Stored records:
------------------------------------------------------------

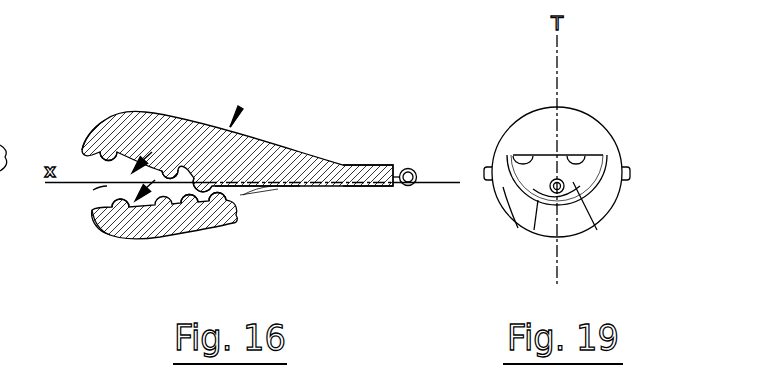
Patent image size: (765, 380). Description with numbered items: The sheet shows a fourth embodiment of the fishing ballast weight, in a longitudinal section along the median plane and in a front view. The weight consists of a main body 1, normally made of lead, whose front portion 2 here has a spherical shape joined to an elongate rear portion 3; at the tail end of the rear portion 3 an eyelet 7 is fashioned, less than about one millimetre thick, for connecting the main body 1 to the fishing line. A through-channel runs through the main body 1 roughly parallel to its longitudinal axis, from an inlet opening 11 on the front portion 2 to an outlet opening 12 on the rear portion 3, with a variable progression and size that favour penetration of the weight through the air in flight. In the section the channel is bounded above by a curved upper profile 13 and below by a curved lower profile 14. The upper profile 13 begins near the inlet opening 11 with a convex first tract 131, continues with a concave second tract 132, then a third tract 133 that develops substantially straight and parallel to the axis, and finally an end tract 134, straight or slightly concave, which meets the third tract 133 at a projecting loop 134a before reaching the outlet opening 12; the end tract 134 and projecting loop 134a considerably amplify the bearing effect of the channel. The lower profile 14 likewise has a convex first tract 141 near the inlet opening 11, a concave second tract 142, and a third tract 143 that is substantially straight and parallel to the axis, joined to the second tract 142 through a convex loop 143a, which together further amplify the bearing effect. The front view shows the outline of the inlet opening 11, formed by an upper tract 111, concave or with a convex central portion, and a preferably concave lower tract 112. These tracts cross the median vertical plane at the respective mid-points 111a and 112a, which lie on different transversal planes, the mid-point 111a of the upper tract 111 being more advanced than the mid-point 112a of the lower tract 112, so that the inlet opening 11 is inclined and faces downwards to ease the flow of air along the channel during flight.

In FIG. 16, the main body 1 is at (241, 107).
In FIG. 16, the front portion 2 is at (84, 133).
In FIG. 16, the rear portion 3 is at (313, 168).
In FIG. 16, the eyelet 7 is at (407, 168).
In FIG. 16, the inlet opening 11 is at (93, 190).
In FIG. 19, the inlet opening 11 is at (573, 182).
In FIG. 16, the outlet opening 12 is at (243, 195).
In FIG. 16, the upper profile 13 is at (116, 172).
In FIG. 16, the lower profile 14 is at (171, 185).
In FIG. 16, the first tract 131 is at (78, 158).
In FIG. 16, the second tract 132 is at (100, 150).
In FIG. 16, the third tract 133 is at (188, 170).
In FIG. 16, the end tract 134 is at (267, 188).
In FIG. 16, the projecting loop 134a is at (212, 186).
In FIG. 16, the first tract 141 is at (93, 207).
In FIG. 16, the second tract 142 is at (118, 201).
In FIG. 16, the third tract 143 is at (232, 203).
In FIG. 16, the convex loop 143a is at (192, 203).
In FIG. 19, the upper tract 111 is at (515, 153).
In FIG. 19, the mid-point 111a is at (587, 153).
In FIG. 19, the lower tract 112 is at (503, 187).
In FIG. 19, the mid-point 112a is at (543, 207).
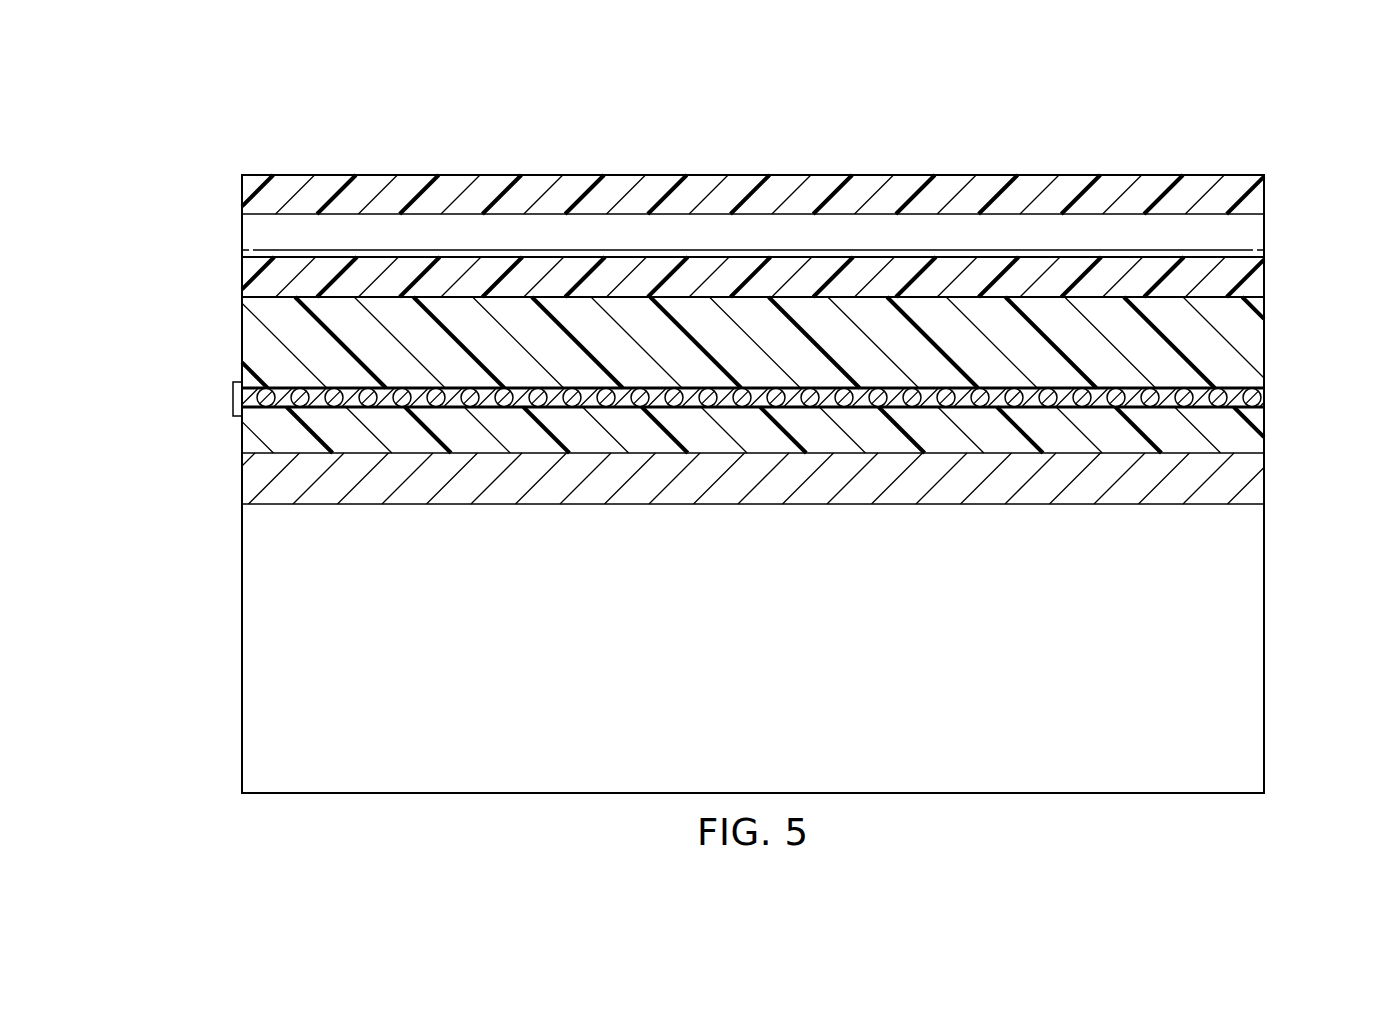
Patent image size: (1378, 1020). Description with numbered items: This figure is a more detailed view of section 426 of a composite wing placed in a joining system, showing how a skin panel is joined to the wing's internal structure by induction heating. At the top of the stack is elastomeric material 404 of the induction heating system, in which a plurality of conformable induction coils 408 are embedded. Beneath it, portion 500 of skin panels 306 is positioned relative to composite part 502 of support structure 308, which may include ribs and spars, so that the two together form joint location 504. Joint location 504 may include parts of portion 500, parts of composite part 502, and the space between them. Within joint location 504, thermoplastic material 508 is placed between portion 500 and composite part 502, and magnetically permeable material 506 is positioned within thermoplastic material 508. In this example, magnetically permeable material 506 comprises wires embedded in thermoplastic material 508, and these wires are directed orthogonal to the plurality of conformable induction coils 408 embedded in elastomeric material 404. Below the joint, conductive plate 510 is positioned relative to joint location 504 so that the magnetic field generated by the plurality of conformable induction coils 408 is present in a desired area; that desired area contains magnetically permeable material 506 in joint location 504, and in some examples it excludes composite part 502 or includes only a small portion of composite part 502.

The section 426 is at (400, 94).
The elastomeric material 404 is at (325, 188).
The plurality of conformable induction coils 408 is at (506, 228).
The joint location 504 is at (152, 358).
The portion 500 is at (253, 342).
The thermoplastic material 508 is at (761, 389).
The magnetically permeable material 506 is at (1262, 387).
The composite part 502 is at (250, 444).
The conductive plate 510 is at (255, 485).
The skin panels 306 is at (1285, 337).
The support structure 308 is at (1285, 689).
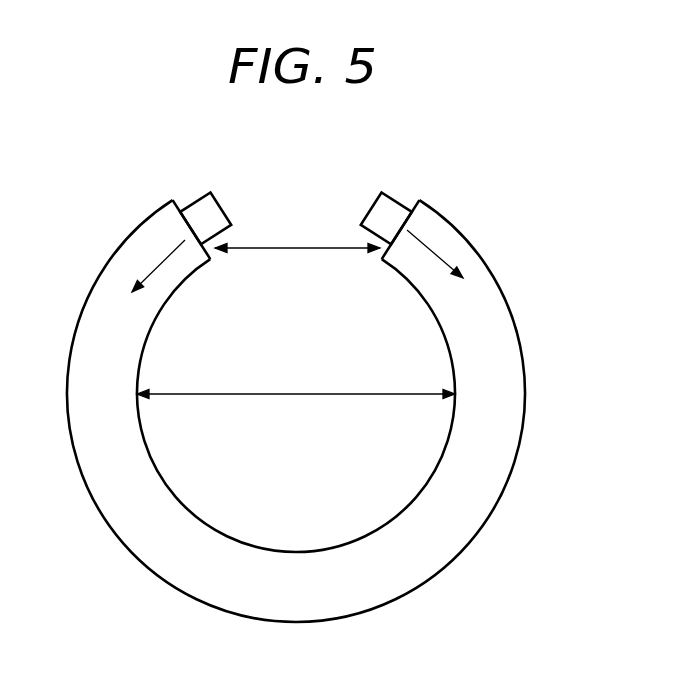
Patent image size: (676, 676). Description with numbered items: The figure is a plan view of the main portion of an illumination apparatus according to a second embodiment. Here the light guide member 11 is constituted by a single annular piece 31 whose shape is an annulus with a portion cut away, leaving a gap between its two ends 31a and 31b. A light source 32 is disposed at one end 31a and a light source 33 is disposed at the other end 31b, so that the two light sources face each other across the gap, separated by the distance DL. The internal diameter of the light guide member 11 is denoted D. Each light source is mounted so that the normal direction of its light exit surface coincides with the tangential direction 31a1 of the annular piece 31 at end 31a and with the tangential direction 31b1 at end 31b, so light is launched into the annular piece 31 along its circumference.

The light guide member 11 is at (483, 140).
The annular piece 31 is at (487, 490).
The end of the annular piece 31a is at (412, 202).
The end of the annular piece 31b is at (178, 200).
The tangential direction 31a1 is at (430, 248).
The tangential direction 31b1 is at (163, 262).
The light source 32 is at (373, 208).
The light source 33 is at (203, 198).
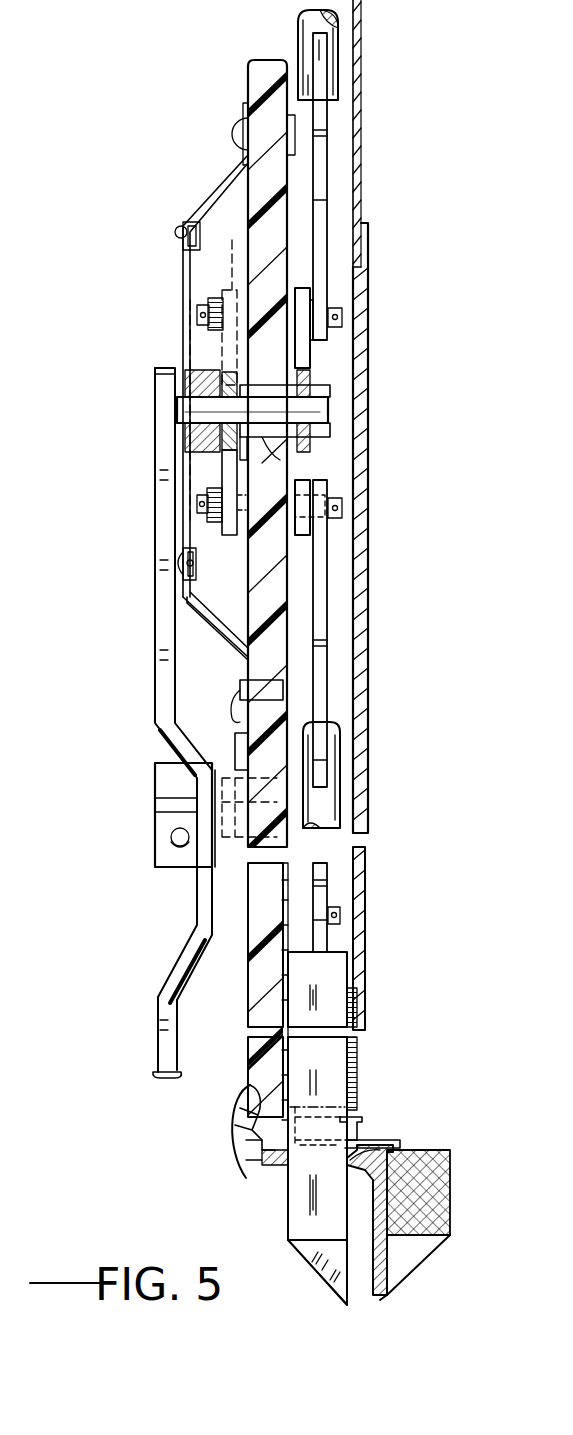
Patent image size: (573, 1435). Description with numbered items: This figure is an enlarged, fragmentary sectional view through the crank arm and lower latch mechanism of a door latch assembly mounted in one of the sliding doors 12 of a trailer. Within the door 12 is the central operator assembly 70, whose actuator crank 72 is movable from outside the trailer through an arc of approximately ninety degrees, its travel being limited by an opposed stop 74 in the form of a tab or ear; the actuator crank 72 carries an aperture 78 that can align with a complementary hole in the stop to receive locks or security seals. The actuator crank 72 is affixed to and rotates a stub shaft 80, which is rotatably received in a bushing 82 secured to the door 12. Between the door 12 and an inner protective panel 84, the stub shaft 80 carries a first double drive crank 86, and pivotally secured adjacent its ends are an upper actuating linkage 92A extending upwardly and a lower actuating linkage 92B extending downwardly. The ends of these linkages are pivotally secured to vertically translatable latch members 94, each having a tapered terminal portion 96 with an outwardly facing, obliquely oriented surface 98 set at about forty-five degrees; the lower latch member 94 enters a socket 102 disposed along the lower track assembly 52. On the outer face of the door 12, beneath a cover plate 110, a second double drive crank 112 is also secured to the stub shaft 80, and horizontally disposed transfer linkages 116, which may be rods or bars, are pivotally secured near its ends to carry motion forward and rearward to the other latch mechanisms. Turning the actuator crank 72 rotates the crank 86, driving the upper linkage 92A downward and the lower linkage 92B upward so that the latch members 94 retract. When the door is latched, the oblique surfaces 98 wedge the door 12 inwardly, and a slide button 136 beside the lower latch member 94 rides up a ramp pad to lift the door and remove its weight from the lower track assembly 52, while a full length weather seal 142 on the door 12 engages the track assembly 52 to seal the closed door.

The sliding door 12 is at (246, 78).
The upper actuating linkage 92A is at (328, 187).
The cover plate 110 is at (183, 314).
The transfer linkage 116 is at (180, 268).
The second double drive crank 112 is at (215, 560).
The first double drive crank 86 is at (311, 362).
The stub shaft 80 is at (330, 406).
The bushing 82 is at (266, 462).
The inner protective panel 84 is at (362, 638).
The lower actuating linkage 92B is at (341, 795).
The actuator crank 72 is at (153, 668).
The aperture 78 is at (171, 840).
The stop 74 is at (229, 850).
The latch member 94 is at (328, 1070).
The tapered terminal portion 96 is at (320, 1280).
The obliquely oriented surface 98 is at (318, 1270).
The slide button 136 is at (357, 1140).
The socket 102 is at (380, 1147).
The weather seal 142 is at (248, 1138).
The central operator assembly 70 is at (118, 511).
The lower track assembly 52 is at (205, 1170).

------------------------------------------------------------

YOUR INSTRUCTIONS:
Reproduce the whole listing above, swapping every "Patent image size" for "Drawing dimensions" and leaving all other text unchanged. Omit the pictures from your answer.

COMPLETED TASK:
Drawing dimensions: (765, 380). Description with numbered items: The sheet shows a fourth embodiment of the fishing ballast weight, in a longitudinal section along the median plane and in a front view. The weight consists of a main body 1, normally made of lead, whose front portion 2 here has a spherical shape joined to an elongate rear portion 3; at the tail end of the rear portion 3 an eyelet 7 is fashioned, less than about one millimetre thick, for connecting the main body 1 to the fishing line. A through-channel runs through the main body 1 roughly parallel to its longitudinal axis, from an inlet opening 11 on the front portion 2 to an outlet opening 12 on the rear portion 3, with a variable progression and size that favour penetration of the weight through the air in flight. In the section the channel is bounded above by a curved upper profile 13 and below by a curved lower profile 14. The upper profile 13 begins near the inlet opening 11 with a convex first tract 131, continues with a concave second tract 132, then a third tract 133 that develops substantially straight and parallel to the axis, and finally an end tract 134, straight or slightly concave, which meets the third tract 133 at a projecting loop 134a before reaching the outlet opening 12; the end tract 134 and projecting loop 134a considerably amplify the bearing effect of the channel. The lower profile 14 likewise has a convex first tract 141 near the inlet opening 11, a concave second tract 142, and a third tract 143 that is substantially straight and parallel to the axis, joined to the second tract 142 through a convex loop 143a, which together further amplify the bearing effect. The front view shows the outline of the inlet opening 11, formed by an upper tract 111, concave or with a convex central portion, and a preferably concave lower tract 112. These tracts cross the median vertical plane at the respective mid-points 111a and 112a, which lie on different transversal planes, the mid-point 111a of the upper tract 111 being more advanced than the mid-point 112a of the lower tract 112, so that the inlet opening 11 is inclined and faces downwards to ease the flow of air along the channel during flight.

In FIG. 16, the main body 1 is at (241, 107).
In FIG. 16, the front portion 2 is at (84, 133).
In FIG. 16, the rear portion 3 is at (313, 168).
In FIG. 16, the eyelet 7 is at (407, 168).
In FIG. 16, the inlet opening 11 is at (93, 190).
In FIG. 19, the inlet opening 11 is at (573, 182).
In FIG. 16, the outlet opening 12 is at (243, 195).
In FIG. 16, the upper profile 13 is at (116, 172).
In FIG. 16, the lower profile 14 is at (171, 185).
In FIG. 16, the first tract 131 is at (78, 158).
In FIG. 16, the second tract 132 is at (100, 150).
In FIG. 16, the third tract 133 is at (188, 170).
In FIG. 16, the end tract 134 is at (267, 188).
In FIG. 16, the projecting loop 134a is at (212, 186).
In FIG. 16, the first tract 141 is at (93, 207).
In FIG. 16, the second tract 142 is at (118, 201).
In FIG. 16, the third tract 143 is at (232, 203).
In FIG. 16, the convex loop 143a is at (192, 203).
In FIG. 19, the upper tract 111 is at (515, 153).
In FIG. 19, the mid-point 111a is at (587, 153).
In FIG. 19, the lower tract 112 is at (503, 187).
In FIG. 19, the mid-point 112a is at (543, 207).
Drawing dimensions: (1378, 1020). Description with numbered items: This figure is a more detailed view of section 426 of a composite wing placed in a joining system, showing how a skin panel is joined to the wing's internal structure by induction heating. At the top of the stack is elastomeric material 404 of the induction heating system, in which a plurality of conformable induction coils 408 are embedded. Beneath it, portion 500 of skin panels 306 is positioned relative to composite part 502 of support structure 308, which may include ribs and spars, so that the two together form joint location 504. Joint location 504 may include parts of portion 500, parts of composite part 502, and the space between them. Within joint location 504, thermoplastic material 508 is placed between portion 500 and composite part 502, and magnetically permeable material 506 is positioned within thermoplastic material 508. In this example, magnetically permeable material 506 comprises wires embedded in thermoplastic material 508, and these wires are directed orthogonal to the plurality of conformable induction coils 408 embedded in elastomeric material 404. Below the joint, conductive plate 510 is positioned relative to joint location 504 so that the magnetic field generated by the plurality of conformable induction coils 408 is present in a desired area; that desired area contains magnetically permeable material 506 in joint location 504, and in some examples it excludes composite part 502 or includes only a small portion of composite part 502.

The section 426 is at (400, 94).
The elastomeric material 404 is at (325, 188).
The plurality of conformable induction coils 408 is at (506, 228).
The joint location 504 is at (152, 358).
The portion 500 is at (253, 342).
The thermoplastic material 508 is at (761, 389).
The magnetically permeable material 506 is at (1262, 387).
The composite part 502 is at (250, 444).
The conductive plate 510 is at (255, 485).
The skin panels 306 is at (1285, 337).
The support structure 308 is at (1285, 689).
Drawing dimensions: (676, 676). Description with numbered items: The figure is a plan view of the main portion of an illumination apparatus according to a second embodiment. Here the light guide member 11 is constituted by a single annular piece 31 whose shape is an annulus with a portion cut away, leaving a gap between its two ends 31a and 31b. A light source 32 is disposed at one end 31a and a light source 33 is disposed at the other end 31b, so that the two light sources face each other across the gap, separated by the distance DL. The internal diameter of the light guide member 11 is denoted D. Each light source is mounted so that the normal direction of its light exit surface coincides with the tangential direction 31a1 of the annular piece 31 at end 31a and with the tangential direction 31b1 at end 31b, so light is launched into the annular piece 31 along its circumference.

The light guide member 11 is at (483, 140).
The annular piece 31 is at (487, 490).
The end of the annular piece 31a is at (412, 202).
The end of the annular piece 31b is at (178, 200).
The tangential direction 31a1 is at (430, 248).
The tangential direction 31b1 is at (163, 262).
The light source 32 is at (373, 208).
The light source 33 is at (203, 198).
Drawing dimensions: (573, 1435). Description with numbered items: This figure is an enlarged, fragmentary sectional view through the crank arm and lower latch mechanism of a door latch assembly mounted in one of the sliding doors 12 of a trailer. Within the door 12 is the central operator assembly 70, whose actuator crank 72 is movable from outside the trailer through an arc of approximately ninety degrees, its travel being limited by an opposed stop 74 in the form of a tab or ear; the actuator crank 72 carries an aperture 78 that can align with a complementary hole in the stop to receive locks or security seals. The actuator crank 72 is affixed to and rotates a stub shaft 80, which is rotatably received in a bushing 82 secured to the door 12. Between the door 12 and an inner protective panel 84, the stub shaft 80 carries a first double drive crank 86, and pivotally secured adjacent its ends are an upper actuating linkage 92A extending upwardly and a lower actuating linkage 92B extending downwardly. The ends of these linkages are pivotally secured to vertically translatable latch members 94, each having a tapered terminal portion 96 with an outwardly facing, obliquely oriented surface 98 set at about forty-five degrees; the lower latch member 94 enters a socket 102 disposed along the lower track assembly 52. On the outer face of the door 12, beneath a cover plate 110, a second double drive crank 112 is also secured to the stub shaft 80, and horizontally disposed transfer linkages 116, which may be rods or bars, are pivotally secured near its ends to carry motion forward and rearward to the other latch mechanisms. Turning the actuator crank 72 rotates the crank 86, driving the upper linkage 92A downward and the lower linkage 92B upward so that the latch members 94 retract. When the door is latched, the oblique surfaces 98 wedge the door 12 inwardly, and a slide button 136 beside the lower latch member 94 rides up a ramp pad to lift the door and remove its weight from the lower track assembly 52, while a full length weather seal 142 on the door 12 engages the track assembly 52 to seal the closed door.

The sliding door 12 is at (246, 78).
The upper actuating linkage 92A is at (328, 187).
The cover plate 110 is at (183, 314).
The transfer linkage 116 is at (180, 268).
The second double drive crank 112 is at (215, 560).
The first double drive crank 86 is at (311, 362).
The stub shaft 80 is at (330, 406).
The bushing 82 is at (266, 462).
The inner protective panel 84 is at (362, 638).
The lower actuating linkage 92B is at (341, 795).
The actuator crank 72 is at (153, 668).
The aperture 78 is at (171, 840).
The stop 74 is at (229, 850).
The latch member 94 is at (328, 1070).
The tapered terminal portion 96 is at (320, 1280).
The obliquely oriented surface 98 is at (318, 1270).
The slide button 136 is at (357, 1140).
The socket 102 is at (380, 1147).
The weather seal 142 is at (248, 1138).
The central operator assembly 70 is at (118, 511).
The lower track assembly 52 is at (205, 1170).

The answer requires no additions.